__Work to do__
Find every line in the records below that holds the word "sound", and copy it out.
━━━━━━━━━━━━━━━━━━━━━━━━━━━━━━
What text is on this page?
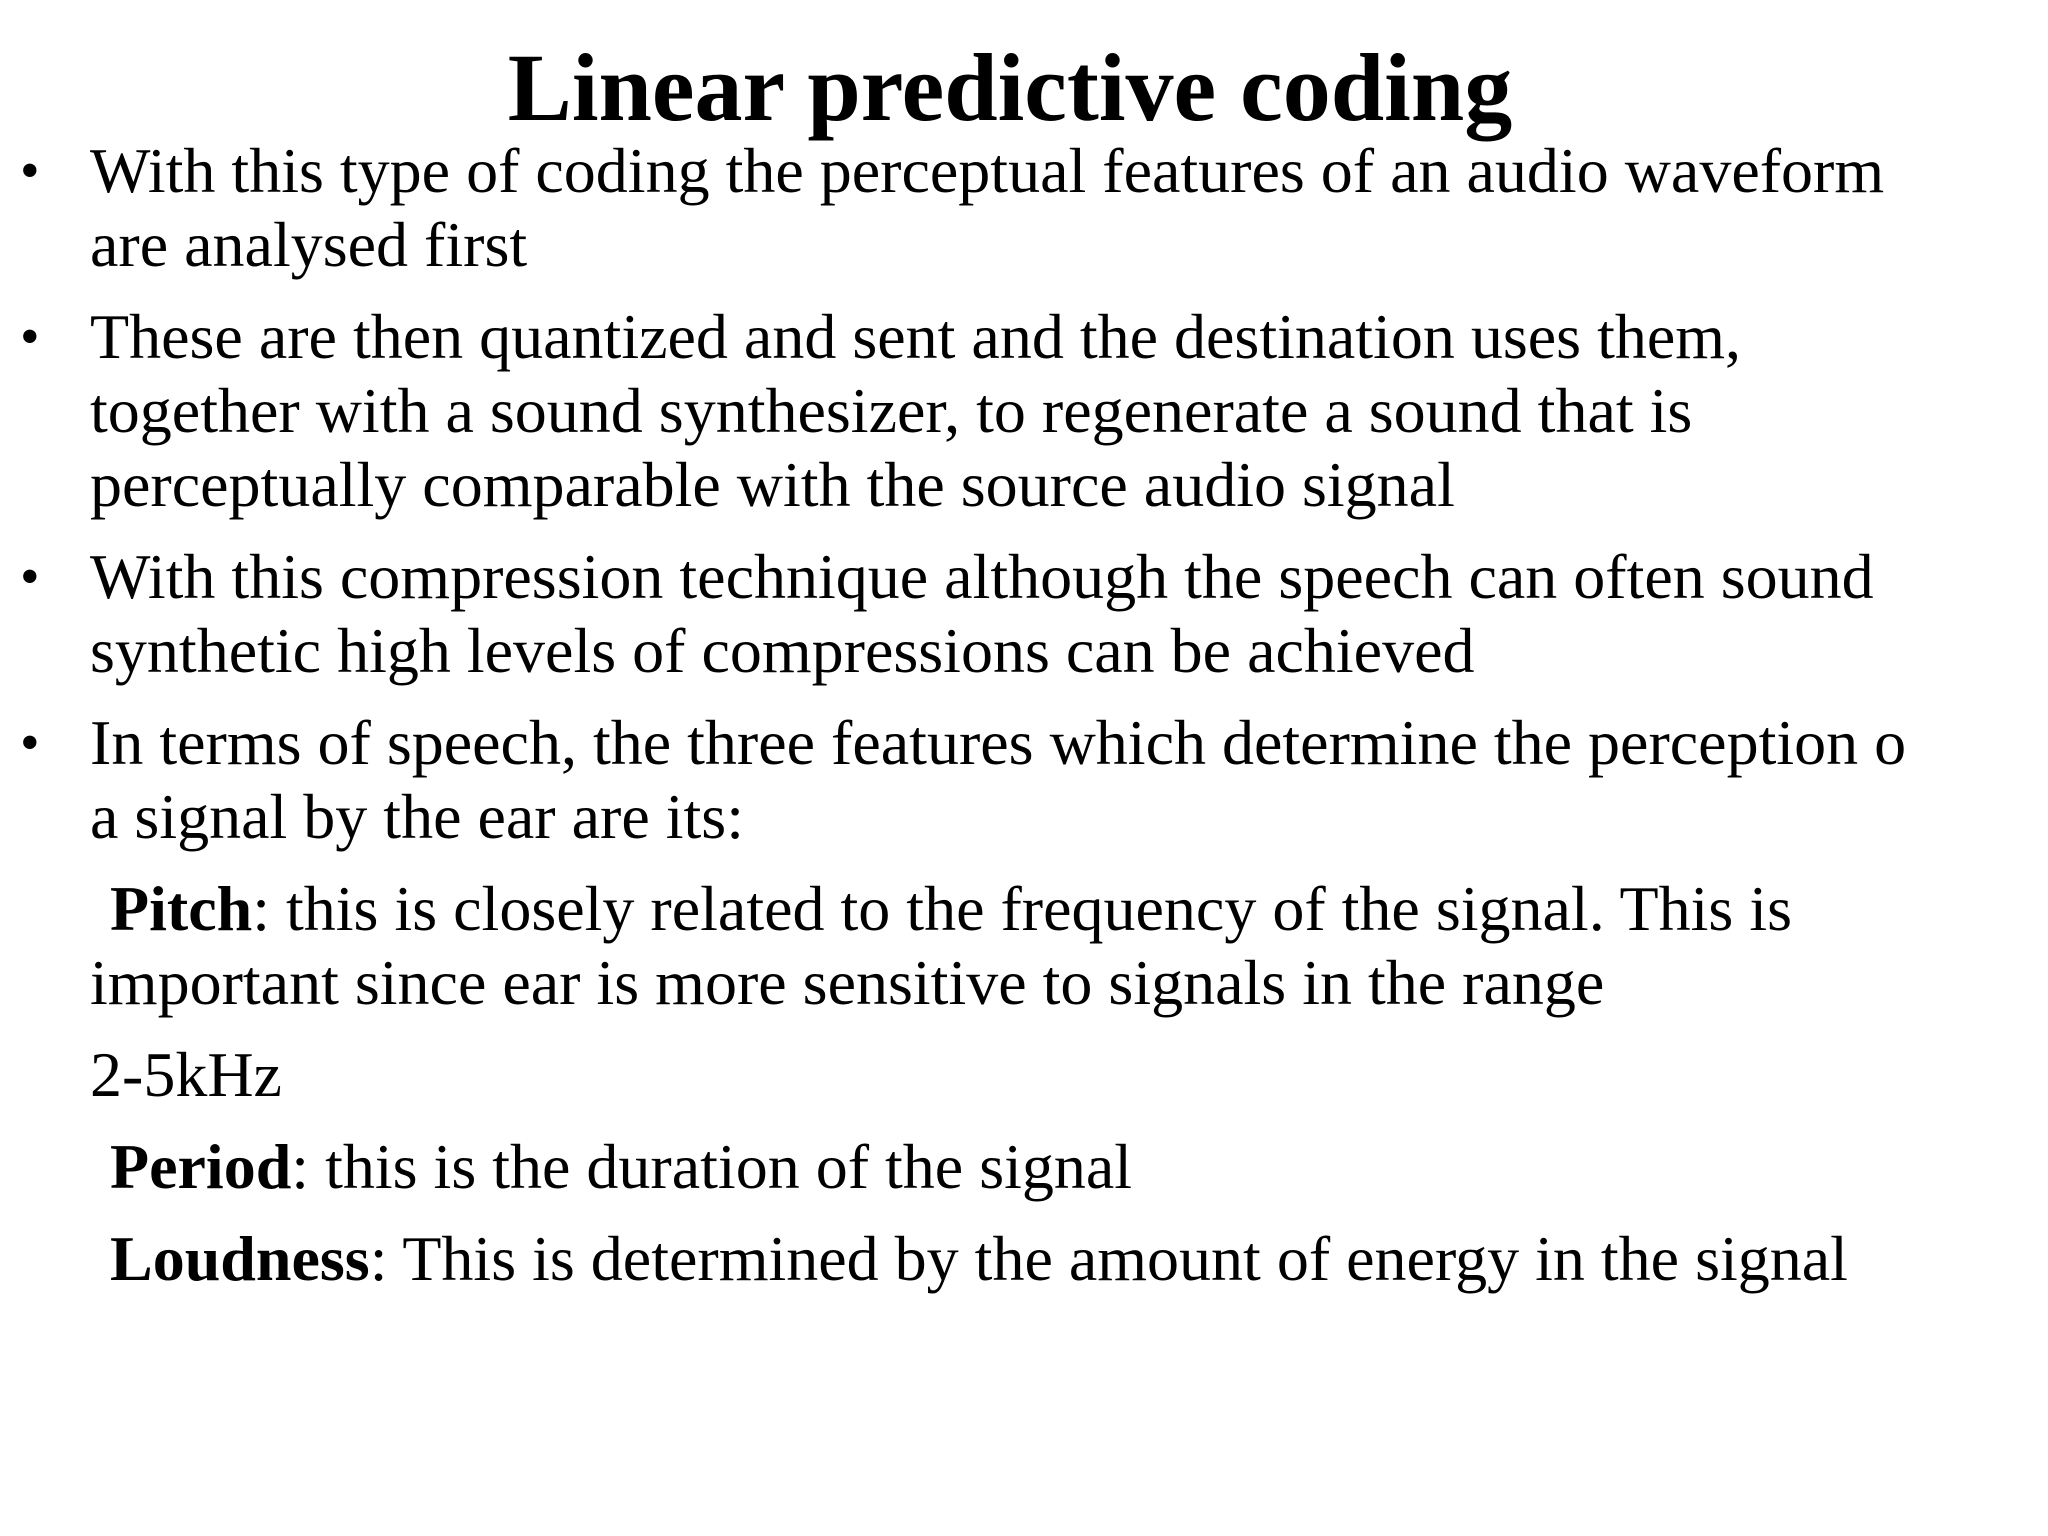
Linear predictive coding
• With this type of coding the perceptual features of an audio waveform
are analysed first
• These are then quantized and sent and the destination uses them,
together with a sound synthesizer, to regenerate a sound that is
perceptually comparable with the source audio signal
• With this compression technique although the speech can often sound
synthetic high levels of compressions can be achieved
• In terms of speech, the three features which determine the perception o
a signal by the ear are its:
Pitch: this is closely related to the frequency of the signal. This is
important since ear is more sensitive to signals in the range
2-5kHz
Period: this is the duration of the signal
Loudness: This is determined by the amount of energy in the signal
━━━━━━━━━━━━━━━━━━━━━━━━━━━━━━
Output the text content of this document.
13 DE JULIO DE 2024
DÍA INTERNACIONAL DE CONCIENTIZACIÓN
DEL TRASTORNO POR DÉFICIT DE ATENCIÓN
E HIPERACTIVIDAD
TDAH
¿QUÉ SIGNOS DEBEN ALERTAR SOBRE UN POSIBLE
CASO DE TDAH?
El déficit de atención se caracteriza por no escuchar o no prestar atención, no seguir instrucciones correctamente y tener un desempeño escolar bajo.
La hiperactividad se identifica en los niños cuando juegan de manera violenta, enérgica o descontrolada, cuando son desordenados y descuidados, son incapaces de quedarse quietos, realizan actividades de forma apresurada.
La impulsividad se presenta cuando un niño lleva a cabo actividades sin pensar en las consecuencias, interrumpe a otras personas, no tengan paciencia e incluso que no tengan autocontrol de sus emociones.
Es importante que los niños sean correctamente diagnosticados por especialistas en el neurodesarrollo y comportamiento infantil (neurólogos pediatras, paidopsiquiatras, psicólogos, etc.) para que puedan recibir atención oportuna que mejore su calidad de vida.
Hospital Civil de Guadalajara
━━━━━━━━━━━━━━━━━━━━━━━━━━━━━━
__Complete response__
together with a sound synthesizer, to regenerate a sound that is
• With this compression technique although the speech can often sound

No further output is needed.